_Exercise requirements_
Each entry in the listing below should be restated word for word.

[Dataset rows]
----

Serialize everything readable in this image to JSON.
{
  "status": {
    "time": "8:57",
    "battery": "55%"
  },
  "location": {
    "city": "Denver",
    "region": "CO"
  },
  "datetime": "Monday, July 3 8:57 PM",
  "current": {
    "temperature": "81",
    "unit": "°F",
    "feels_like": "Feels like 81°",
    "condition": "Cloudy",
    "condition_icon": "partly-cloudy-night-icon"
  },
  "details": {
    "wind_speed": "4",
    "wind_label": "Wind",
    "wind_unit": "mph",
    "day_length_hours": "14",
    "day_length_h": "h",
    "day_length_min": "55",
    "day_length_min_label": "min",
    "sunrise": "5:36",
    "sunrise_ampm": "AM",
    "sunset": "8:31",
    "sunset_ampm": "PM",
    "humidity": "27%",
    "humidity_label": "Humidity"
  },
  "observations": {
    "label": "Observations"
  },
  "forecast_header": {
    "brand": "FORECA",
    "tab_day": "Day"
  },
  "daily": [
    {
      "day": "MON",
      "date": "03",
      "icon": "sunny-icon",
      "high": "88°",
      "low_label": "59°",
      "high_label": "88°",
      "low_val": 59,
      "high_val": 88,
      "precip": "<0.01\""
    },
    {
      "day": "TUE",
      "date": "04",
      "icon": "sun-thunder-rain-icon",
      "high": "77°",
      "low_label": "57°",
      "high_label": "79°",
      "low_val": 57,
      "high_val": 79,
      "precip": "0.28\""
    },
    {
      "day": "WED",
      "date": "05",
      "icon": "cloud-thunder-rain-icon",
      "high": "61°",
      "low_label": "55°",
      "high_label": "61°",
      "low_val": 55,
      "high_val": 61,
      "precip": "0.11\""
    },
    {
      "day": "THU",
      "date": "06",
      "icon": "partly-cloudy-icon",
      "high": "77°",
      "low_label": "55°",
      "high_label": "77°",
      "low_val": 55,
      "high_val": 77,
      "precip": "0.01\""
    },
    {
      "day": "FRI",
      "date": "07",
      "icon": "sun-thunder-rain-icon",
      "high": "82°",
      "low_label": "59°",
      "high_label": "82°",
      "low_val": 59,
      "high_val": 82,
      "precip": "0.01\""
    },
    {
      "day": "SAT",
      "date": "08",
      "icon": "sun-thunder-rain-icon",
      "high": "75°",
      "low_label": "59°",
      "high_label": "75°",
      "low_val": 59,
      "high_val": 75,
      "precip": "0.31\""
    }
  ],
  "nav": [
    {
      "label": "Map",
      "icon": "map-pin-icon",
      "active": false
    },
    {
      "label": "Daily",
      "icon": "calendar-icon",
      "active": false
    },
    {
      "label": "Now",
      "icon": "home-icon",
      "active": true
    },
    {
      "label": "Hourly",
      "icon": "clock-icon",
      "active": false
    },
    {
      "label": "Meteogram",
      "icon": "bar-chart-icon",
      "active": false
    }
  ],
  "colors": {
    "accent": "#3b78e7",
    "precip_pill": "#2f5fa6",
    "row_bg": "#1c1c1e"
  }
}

----

_Exercise output_
Serialize everything readable in this image to JSON.
{
  "status": {
    "time": "8:57",
    "battery": "55%"
  },
  "location": {
    "city": "Denver",
    "region": "CO"
  },
  "datetime": "Monday, July 3 8:57 PM",
  "current": {
    "temperature": "81",
    "unit": "°F",
    "feels_like": "Feels like 81°",
    "condition": "Cloudy",
    "condition_icon": "partly-cloudy-night-icon"
  },
  "details": {
    "wind_speed": "4",
    "wind_label": "Wind",
    "wind_unit": "mph",
    "day_length_hours": "14",
    "day_length_h": "h",
    "day_length_min": "55",
    "day_length_min_label": "min",
    "sunrise": "5:36",
    "sunrise_ampm": "AM",
    "sunset": "8:31",
    "sunset_ampm": "PM",
    "humidity": "27%",
    "humidity_label": "Humidity"
  },
  "observations": {
    "label": "Observations"
  },
  "forecast_header": {
    "brand": "FORECA",
    "tab_day": "Day"
  },
  "daily": [
    {
      "day": "MON",
      "date": "03",
      "icon": "sunny-icon",
      "high": "88°",
      "low_label": "59°",
      "high_label": "88°",
      "low_val": 59,
      "high_val": 88,
      "precip": "<0.01\""
    },
    {
      "day": "TUE",
      "date": "04",
      "icon": "sun-thunder-rain-icon",
      "high": "77°",
      "low_label": "57°",
      "high_label": "79°",
      "low_val": 57,
      "high_val": 79,
      "precip": "0.28\""
    },
    {
      "day": "WED",
      "date": "05",
      "icon": "cloud-thunder-rain-icon",
      "high": "61°",
      "low_label": "55°",
      "high_label": "61°",
      "low_val": 55,
      "high_val": 61,
      "precip": "0.11\""
    },
    {
      "day": "THU",
      "date": "06",
      "icon": "partly-cloudy-icon",
      "high": "77°",
      "low_label": "55°",
      "high_label": "77°",
      "low_val": 55,
      "high_val": 77,
      "precip": "0.01\""
    },
    {
      "day": "FRI",
      "date": "07",
      "icon": "sun-thunder-rain-icon",
      "high": "82°",
      "low_label": "59°",
      "high_label": "82°",
      "low_val": 59,
      "high_val": 82,
      "precip": "0.01\""
    },
    {
      "day": "SAT",
      "date": "08",
      "icon": "sun-thunder-rain-icon",
      "high": "75°",
      "low_label": "59°",
      "high_label": "75°",
      "low_val": 59,
      "high_val": 75,
      "precip": "0.31\""
    }
  ],
  "nav": [
    {
      "label": "Map",
      "icon": "map-pin-icon",
      "active": false
    },
    {
      "label": "Daily",
      "icon": "calendar-icon",
      "active": false
    },
    {
      "label": "Now",
      "icon": "home-icon",
      "active": true
    },
    {
      "label": "Hourly",
      "icon": "clock-icon",
      "active": false
    },
    {
      "label": "Meteogram",
      "icon": "bar-chart-icon",
      "active": false
    }
  ],
  "colors": {
    "accent": "#3b78e7",
    "precip_pill": "#2f5fa6",
    "row_bg": "#1c1c1e"
  }
}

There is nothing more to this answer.